### [Set task 1]
In the entries, rewrite the lines starting with the line containing "nav-label: 联系方式 [216, 1010, 296, 1035]" and going on through the line containing "nav-home[interactable]: 首页 [44, 978, 118, 1064]", putting "mic-icon" in place of "microphone-icon" and leaving everything else unchanged.

### [Passage to read]
┌──

Showing posts with label confidentiality. Show all posts
Showing posts with label confidentiality. Show all posts

Wednesday, October 5, 2011

Dance Instructor found not to be a "Key Employee"

I've occasionally discussed restrictive covenants before; what I haven't covered in much detail is the route that employers can occasionally go to prevent unfair competition by former employees who haven't signed restrictive covenants.

At common law, there is a concept of fiduciary duties, which is an obligation on one person to put another's interests ahead of his own.  Professionals often owe their clients fiduciary obligations, and occasionally you get case law where a professional abused information received in confidence to their own advantage.

In the employment context, "key employees" may be considered to be fiduciaries of their employer, and are not permitted to use confidential information they acquired in their employment to unfairly compete with the former employer.  A "key employee" is defined by the following non-exhaustive list:

  1. An integral and indispensable component of the management team that is responsible for guiding the business affairs of the employer;
  2. Necessarily involved in the decision-making process; and
  3. Therefore, has broad access to confidential information that if disclosed would significantly impair the competitive advantages the former employer enjoyed.

└──

### [Set task 2]
According to the post on key employees, what obligation does a fiduciary duty place on one person?

Raw records:
┌──

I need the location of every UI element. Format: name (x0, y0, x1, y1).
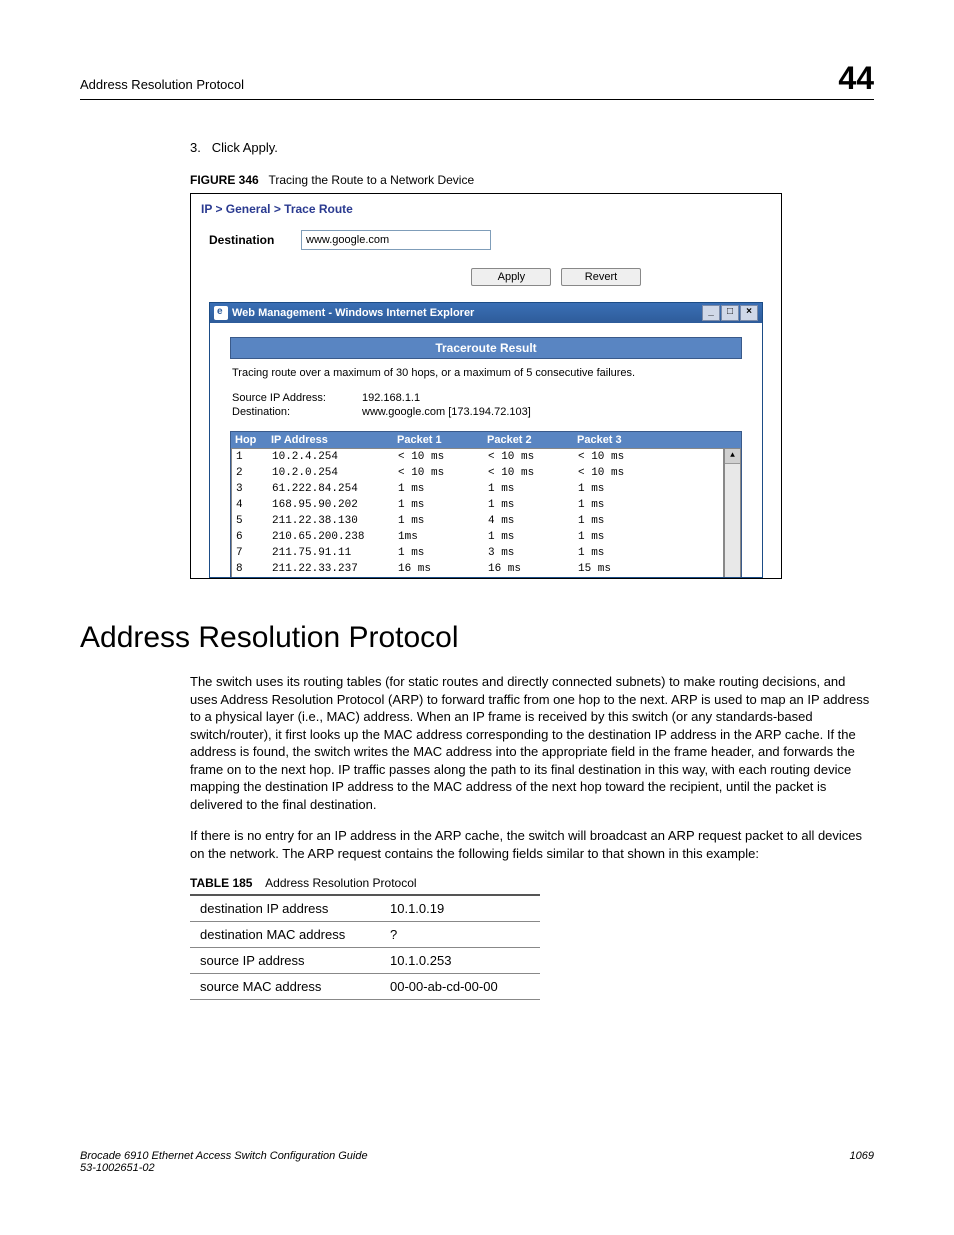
source-ip-label: Source IP Address: (232, 392, 362, 404)
destination-label: Destination (209, 233, 301, 247)
arp-table: destination IP address10.1.0.19destinati… (190, 894, 540, 1000)
window-controls: _□× (701, 305, 758, 321)
hops-row: 4168.95.90.2021 ms1 ms1 ms (232, 497, 723, 513)
col-hop: Hop (231, 432, 267, 448)
page-number: 1069 (850, 1150, 874, 1174)
destination-input[interactable] (301, 230, 491, 250)
scroll-up-icon[interactable]: ▲ (725, 449, 740, 464)
traceroute-popup: Web Management - Windows Internet Explor… (209, 302, 763, 578)
button-row: Apply Revert (191, 268, 781, 302)
figure-346: IP > General > Trace Route Destination A… (190, 193, 782, 579)
figure-caption: FIGURE 346 Tracing the Route to a Networ… (190, 173, 874, 187)
footer-doc-title: Brocade 6910 Ethernet Access Switch Conf… (80, 1150, 368, 1162)
step-text: Click Apply. (212, 140, 278, 155)
close-button[interactable]: × (740, 305, 758, 321)
page-header: Address Resolution Protocol 44 (80, 60, 874, 100)
col-packet3: Packet 3 (573, 432, 663, 448)
table-row: source MAC address00-00-ab-cd-00-00 (190, 974, 540, 1000)
breadcrumb: IP > General > Trace Route (191, 194, 781, 230)
step-number: 3. (190, 140, 201, 155)
table-row: destination MAC address? (190, 922, 540, 948)
popup-title: Web Management - Windows Internet Explor… (232, 307, 474, 319)
figure-title: Tracing the Route to a Network Device (269, 173, 475, 187)
table-row: source IP address10.1.0.253 (190, 948, 540, 974)
hops-row: 361.222.84.2541 ms1 ms1 ms (232, 481, 723, 497)
hops-table: Hop IP Address Packet 1 Packet 2 Packet … (230, 431, 742, 577)
page-footer: Brocade 6910 Ethernet Access Switch Conf… (80, 1150, 874, 1174)
footer-doc-id: 53-1002651-02 (80, 1162, 368, 1174)
arp-paragraph-2: If there is no entry for an IP address i… (190, 827, 874, 862)
header-topic: Address Resolution Protocol (80, 77, 244, 92)
destination2-value: www.google.com [173.194.72.103] (362, 406, 531, 418)
hops-row: 7211.75.91.111 ms3 ms1 ms (232, 545, 723, 561)
tracing-note: Tracing route over a maximum of 30 hops,… (230, 359, 742, 391)
table-label: TABLE 185 (190, 876, 252, 890)
col-ip: IP Address (267, 432, 393, 448)
section-heading: Address Resolution Protocol (80, 621, 874, 655)
minimize-button[interactable]: _ (702, 305, 720, 321)
table-row: destination IP address10.1.0.19 (190, 895, 540, 922)
traceroute-result-header: Traceroute Result (230, 337, 742, 359)
source-ip-row: Source IP Address: 192.168.1.1 (230, 391, 742, 405)
col-packet2: Packet 2 (483, 432, 573, 448)
hops-body: 110.2.4.254< 10 ms< 10 ms< 10 ms210.2.0.… (231, 448, 724, 577)
destination-row: Destination (191, 230, 781, 268)
table-title: Address Resolution Protocol (265, 876, 416, 890)
popup-titlebar: Web Management - Windows Internet Explor… (210, 303, 762, 323)
hops-header: Hop IP Address Packet 1 Packet 2 Packet … (231, 432, 741, 448)
figure-label: FIGURE 346 (190, 173, 259, 187)
destination-result-row: Destination: www.google.com [173.194.72.… (230, 405, 742, 419)
table-caption: TABLE 185 Address Resolution Protocol (190, 876, 874, 890)
apply-button[interactable]: Apply (471, 268, 551, 286)
hops-row: 5211.22.38.1301 ms4 ms1 ms (232, 513, 723, 529)
hops-row: 8211.22.33.23716 ms16 ms15 ms (232, 561, 723, 577)
step-3: 3. Click Apply. (190, 140, 874, 155)
hops-row: 210.2.0.254< 10 ms< 10 ms< 10 ms (232, 465, 723, 481)
scrollbar[interactable]: ▲ (724, 448, 741, 577)
maximize-button[interactable]: □ (721, 305, 739, 321)
hops-row: 6210.65.200.2381ms1 ms1 ms (232, 529, 723, 545)
hops-row: 110.2.4.254< 10 ms< 10 ms< 10 ms (232, 449, 723, 465)
col-packet1: Packet 1 (393, 432, 483, 448)
chapter-number: 44 (838, 60, 874, 97)
source-ip-value: 192.168.1.1 (362, 392, 420, 404)
ie-icon (214, 306, 228, 320)
destination2-label: Destination: (232, 406, 362, 418)
revert-button[interactable]: Revert (561, 268, 641, 286)
arp-paragraph-1: The switch uses its routing tables (for … (190, 673, 874, 813)
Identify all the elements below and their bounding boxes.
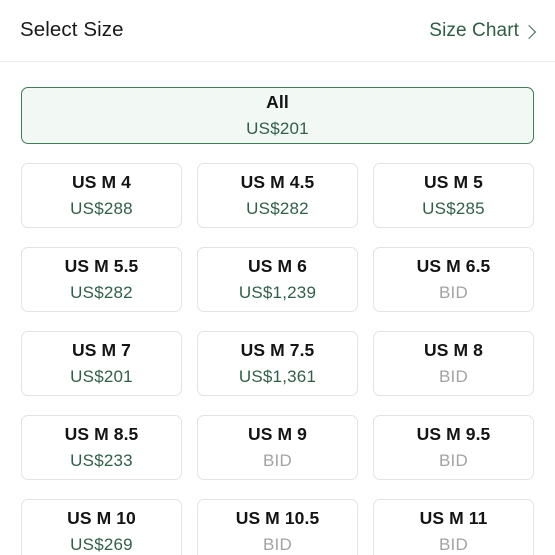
size-card-label: US M 4.5	[240, 172, 315, 193]
chevron-right-icon	[521, 24, 537, 39]
all-option-row: All US$201	[21, 87, 534, 144]
size-card[interactable]: US M 5.5 US$282	[21, 247, 182, 312]
size-chart-label: Size Chart	[429, 20, 519, 41]
size-card-price: BID	[439, 450, 468, 470]
size-card-price: BID	[263, 450, 292, 470]
size-card-price: US$282	[70, 282, 133, 302]
size-card-label: US M 7	[72, 340, 131, 361]
size-card-label: US M 8	[424, 340, 483, 361]
size-options-body: All US$201 US M 4 US$288 US M 4.5 US$282 US …	[0, 87, 555, 555]
size-card[interactable]: US M 10 US$269	[21, 499, 182, 555]
size-card-price: US$1,361	[238, 366, 317, 386]
size-chart-link[interactable]: Size Chart	[429, 20, 537, 41]
size-card-label: US M 6.5	[416, 256, 491, 277]
size-card-label: US M 11	[419, 508, 488, 529]
size-card-label: US M 10.5	[235, 508, 320, 529]
size-card[interactable]: US M 10.5 BID	[197, 499, 358, 555]
size-card-price: US$201	[246, 119, 309, 139]
size-card-label: US M 9	[248, 424, 307, 445]
size-card[interactable]: US M 7 US$201	[21, 331, 182, 396]
size-card-price: US$282	[246, 198, 309, 218]
size-card-label: US M 5.5	[64, 256, 139, 277]
size-card[interactable]: US M 11 BID	[373, 499, 534, 555]
size-grid: US M 4 US$288 US M 4.5 US$282 US M 5 US$285 US…	[21, 163, 534, 555]
size-card-label: US M 9.5	[416, 424, 491, 445]
size-card-label: US M 4	[72, 172, 131, 193]
size-card[interactable]: US M 8.5 US$233	[21, 415, 182, 480]
size-card-price: US$288	[70, 198, 133, 218]
page-title: Select Size	[20, 18, 124, 42]
size-card-price: BID	[439, 534, 468, 554]
header: Select Size Size Chart	[0, 0, 555, 62]
size-card[interactable]: US M 5 US$285	[373, 163, 534, 228]
size-card-price: BID	[439, 282, 468, 302]
size-card-label: US M 8.5	[64, 424, 139, 445]
size-card-label: US M 6	[248, 256, 307, 277]
size-card-price: US$285	[422, 198, 485, 218]
size-card[interactable]: US M 9 BID	[197, 415, 358, 480]
size-card-price: US$269	[70, 534, 133, 554]
size-card[interactable]: US M 7.5 US$1,361	[197, 331, 358, 396]
size-card[interactable]: US M 4.5 US$282	[197, 163, 358, 228]
size-card-label: All	[266, 91, 289, 112]
size-card-all[interactable]: All US$201	[21, 87, 534, 144]
size-card[interactable]: US M 6 US$1,239	[197, 247, 358, 312]
size-card-label: US M 10	[67, 508, 136, 529]
size-card[interactable]: US M 8 BID	[373, 331, 534, 396]
size-card-price: US$201	[70, 366, 133, 386]
size-card-label: US M 5	[424, 172, 483, 193]
size-card-price: BID	[439, 366, 468, 386]
size-card[interactable]: US M 4 US$288	[21, 163, 182, 228]
size-card[interactable]: US M 9.5 BID	[373, 415, 534, 480]
size-card-label: US M 7.5	[240, 340, 315, 361]
size-selector-screen: Select Size Size Chart All US$201 US M 4…	[0, 0, 555, 555]
size-card-price: BID	[263, 534, 292, 554]
size-card[interactable]: US M 6.5 BID	[373, 247, 534, 312]
size-card-price: US$233	[70, 450, 133, 470]
size-card-price: US$1,239	[238, 282, 317, 302]
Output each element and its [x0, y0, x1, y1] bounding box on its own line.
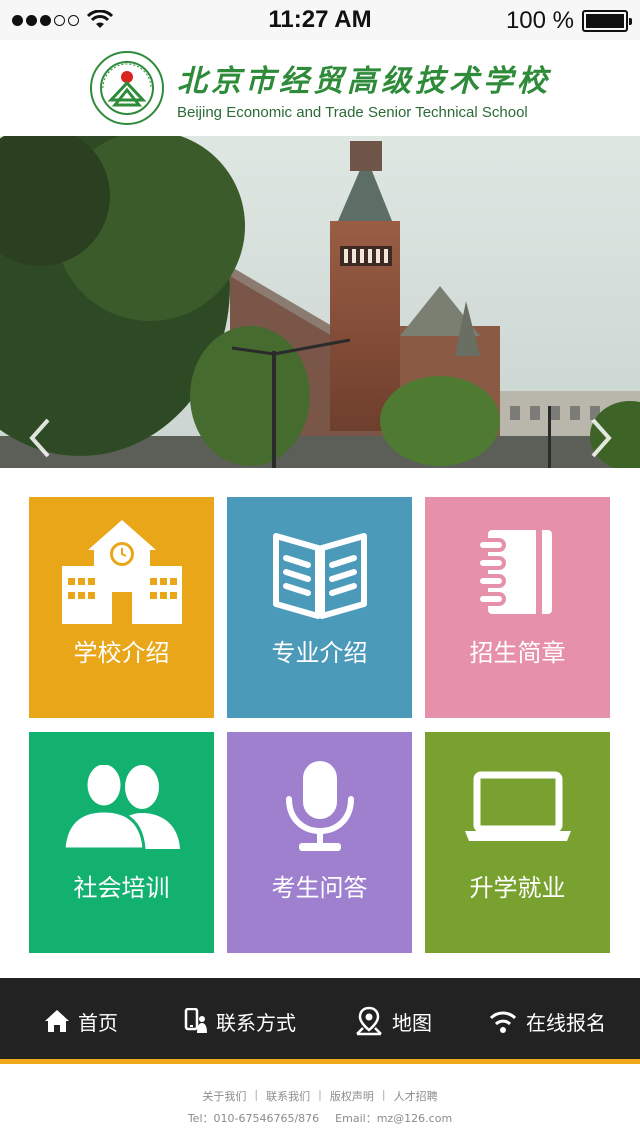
nav-label: 联系方式 [216, 1010, 296, 1035]
microphone-icon [285, 761, 354, 851]
tile-further-study-employment[interactable]: 升学就业 [425, 732, 610, 953]
footer-link-about[interactable]: 关于我们 [202, 1088, 246, 1104]
nav-home[interactable]: 首页 [44, 978, 118, 1064]
status-bar: 11:27 AM 100 % [0, 0, 640, 40]
school-name-cn: 北京市经贸高级技术学校 [177, 63, 551, 99]
phone-contact-icon [184, 1008, 207, 1033]
nav-label: 在线报名 [526, 1010, 606, 1035]
notebook-icon [475, 530, 552, 614]
site-header: 北京市经贸高级技术学校 Beijing Economic and Trade S… [0, 40, 640, 136]
tile-major-intro[interactable]: 专业介绍 [227, 497, 412, 718]
nav-contact[interactable]: 联系方式 [184, 978, 296, 1064]
battery-percent: 100 % [505, 7, 574, 34]
laptop-icon [464, 771, 571, 841]
footer-link-jobs[interactable]: 人才招聘 [394, 1088, 438, 1104]
tile-label: 升学就业 [469, 874, 566, 902]
footer-link-copyright[interactable]: 版权声明 [330, 1088, 374, 1104]
banner-photo [0, 136, 640, 468]
footer-separator: | [254, 1088, 259, 1101]
bottom-nav: 首页 联系方式 地图 在线报名 [0, 978, 640, 1064]
school-name-en: Beijing Economic and Trade Senior Techni… [177, 103, 528, 121]
tile-school-intro[interactable]: 学校介绍 [29, 497, 214, 718]
site-footer: 关于我们 | 联系我们 | 版权声明 | 人才招聘 Tel：010-675467… [0, 1070, 640, 1136]
map-pin-icon [356, 1006, 382, 1036]
footer-link-contact[interactable]: 联系我们 [266, 1088, 310, 1104]
carousel-next-icon[interactable] [585, 416, 615, 460]
open-book-icon [272, 533, 367, 619]
tile-admission-guide[interactable]: 招生简章 [425, 497, 610, 718]
nav-label: 首页 [78, 1010, 118, 1035]
nav-label: 地图 [392, 1010, 432, 1035]
tile-label: 考生问答 [271, 874, 368, 902]
nav-map[interactable]: 地图 [354, 978, 432, 1064]
people-icon [61, 765, 180, 849]
tile-label: 专业介绍 [271, 639, 368, 667]
nav-online-registration[interactable]: 在线报名 [488, 978, 606, 1064]
school-emblem-icon[interactable] [89, 50, 165, 126]
battery-icon [582, 10, 632, 32]
hero-carousel[interactable] [0, 136, 640, 468]
school-building-icon [61, 520, 182, 624]
footer-separator: | [318, 1088, 322, 1101]
wifi-icon [489, 1011, 517, 1033]
tile-candidate-qa[interactable]: 考生问答 [227, 732, 412, 953]
tile-social-training[interactable]: 社会培训 [29, 732, 214, 953]
tile-label: 招生简章 [469, 639, 566, 667]
footer-email: Email：mz@126.com [335, 1112, 453, 1125]
footer-tel: Tel：010-67546765/876 [187, 1112, 320, 1125]
tile-label: 学校介绍 [73, 639, 170, 667]
home-icon [45, 1010, 69, 1032]
footer-separator: | [381, 1088, 386, 1101]
tile-label: 社会培训 [73, 874, 170, 902]
carousel-prev-icon[interactable] [26, 416, 56, 460]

└──

### [Correct output 1]
nav-label: 联系方式 [216, 1010, 296, 1035]
mic-icon [285, 761, 354, 851]
tile-further-study-employment[interactable]: 升学就业 [425, 732, 610, 953]
footer-link-about[interactable]: 关于我们 [202, 1088, 246, 1104]
nav-home[interactable]: 首页 [44, 978, 118, 1064]

### [Correct output 2]
It obliges that person to put another's interests ahead of his own.